- [Given entries]
<<<<
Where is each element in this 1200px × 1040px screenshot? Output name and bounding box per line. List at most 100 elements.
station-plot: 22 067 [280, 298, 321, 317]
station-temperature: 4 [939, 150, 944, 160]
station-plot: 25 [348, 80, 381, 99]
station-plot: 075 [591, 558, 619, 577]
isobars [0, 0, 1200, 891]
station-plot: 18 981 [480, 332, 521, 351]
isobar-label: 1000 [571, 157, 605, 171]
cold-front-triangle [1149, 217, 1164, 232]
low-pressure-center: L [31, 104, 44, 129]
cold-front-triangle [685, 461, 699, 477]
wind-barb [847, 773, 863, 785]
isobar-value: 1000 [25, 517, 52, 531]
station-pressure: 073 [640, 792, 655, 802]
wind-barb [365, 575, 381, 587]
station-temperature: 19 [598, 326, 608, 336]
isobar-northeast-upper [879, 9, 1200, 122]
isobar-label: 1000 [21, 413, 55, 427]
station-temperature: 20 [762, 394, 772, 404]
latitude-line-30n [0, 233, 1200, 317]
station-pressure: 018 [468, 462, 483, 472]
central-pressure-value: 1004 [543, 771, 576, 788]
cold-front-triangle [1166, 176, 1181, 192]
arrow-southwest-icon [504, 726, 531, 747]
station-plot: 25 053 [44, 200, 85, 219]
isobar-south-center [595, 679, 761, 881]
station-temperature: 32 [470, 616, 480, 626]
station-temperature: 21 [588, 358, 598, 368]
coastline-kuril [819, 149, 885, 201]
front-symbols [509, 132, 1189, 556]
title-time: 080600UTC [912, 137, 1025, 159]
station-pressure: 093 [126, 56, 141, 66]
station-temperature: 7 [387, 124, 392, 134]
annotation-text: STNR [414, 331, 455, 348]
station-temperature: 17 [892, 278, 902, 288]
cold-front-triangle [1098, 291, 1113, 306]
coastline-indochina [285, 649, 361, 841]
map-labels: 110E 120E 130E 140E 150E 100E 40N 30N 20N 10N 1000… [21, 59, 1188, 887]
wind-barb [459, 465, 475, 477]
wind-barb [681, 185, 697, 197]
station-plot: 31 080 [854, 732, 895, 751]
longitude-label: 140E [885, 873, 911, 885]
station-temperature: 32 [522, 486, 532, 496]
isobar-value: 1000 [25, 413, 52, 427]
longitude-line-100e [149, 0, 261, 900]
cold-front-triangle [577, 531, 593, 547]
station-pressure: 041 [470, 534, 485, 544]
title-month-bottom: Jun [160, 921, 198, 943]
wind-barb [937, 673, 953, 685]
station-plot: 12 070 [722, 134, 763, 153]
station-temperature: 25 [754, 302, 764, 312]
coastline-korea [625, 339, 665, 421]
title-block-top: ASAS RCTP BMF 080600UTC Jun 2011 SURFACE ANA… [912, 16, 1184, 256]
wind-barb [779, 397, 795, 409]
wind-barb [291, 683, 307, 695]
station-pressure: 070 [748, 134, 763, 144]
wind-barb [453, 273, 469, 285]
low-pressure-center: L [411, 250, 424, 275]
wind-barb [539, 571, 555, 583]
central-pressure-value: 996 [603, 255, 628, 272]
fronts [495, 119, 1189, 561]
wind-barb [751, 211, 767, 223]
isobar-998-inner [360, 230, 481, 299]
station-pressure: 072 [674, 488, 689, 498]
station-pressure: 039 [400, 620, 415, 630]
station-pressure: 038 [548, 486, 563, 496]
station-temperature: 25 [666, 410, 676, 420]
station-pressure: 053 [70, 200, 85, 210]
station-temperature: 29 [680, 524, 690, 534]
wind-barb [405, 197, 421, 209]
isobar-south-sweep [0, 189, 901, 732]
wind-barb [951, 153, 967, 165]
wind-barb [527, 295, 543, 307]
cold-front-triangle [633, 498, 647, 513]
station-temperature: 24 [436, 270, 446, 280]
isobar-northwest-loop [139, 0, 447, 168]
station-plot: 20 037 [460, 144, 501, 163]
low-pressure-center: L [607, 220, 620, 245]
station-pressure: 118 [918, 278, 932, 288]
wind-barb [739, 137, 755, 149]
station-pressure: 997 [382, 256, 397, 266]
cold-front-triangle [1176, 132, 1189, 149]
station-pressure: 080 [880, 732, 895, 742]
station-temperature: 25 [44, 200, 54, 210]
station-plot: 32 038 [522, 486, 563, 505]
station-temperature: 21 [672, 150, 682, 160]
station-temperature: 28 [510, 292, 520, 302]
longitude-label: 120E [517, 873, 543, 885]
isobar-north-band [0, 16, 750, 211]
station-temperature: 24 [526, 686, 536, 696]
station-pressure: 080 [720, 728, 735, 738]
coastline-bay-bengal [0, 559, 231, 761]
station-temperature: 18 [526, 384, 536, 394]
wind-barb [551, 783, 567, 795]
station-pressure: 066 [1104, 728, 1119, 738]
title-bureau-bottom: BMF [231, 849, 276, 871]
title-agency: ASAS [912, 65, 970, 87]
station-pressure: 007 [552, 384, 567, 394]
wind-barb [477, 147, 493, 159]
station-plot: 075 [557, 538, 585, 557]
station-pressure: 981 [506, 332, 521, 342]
>>>>
- [Task instructions]
Reproduce the records from the first line through the line containing "cold-front-triangle [685, 461, 699, 477]", swapping "station-plot" for "station-model" and leaving all else unchanged.

- [Solution to this exercise]
Where is each element in this 1200px × 1040px screenshot? Output name and bounding box per line. List at most 100 elements.
station-model: 22 067 [280, 298, 321, 317]
station-temperature: 4 [939, 150, 944, 160]
station-model: 25 [348, 80, 381, 99]
station-model: 075 [591, 558, 619, 577]
isobars [0, 0, 1200, 891]
station-model: 18 981 [480, 332, 521, 351]
isobar-label: 1000 [571, 157, 605, 171]
cold-front-triangle [1149, 217, 1164, 232]
low-pressure-center: L [31, 104, 44, 129]
cold-front-triangle [685, 461, 699, 477]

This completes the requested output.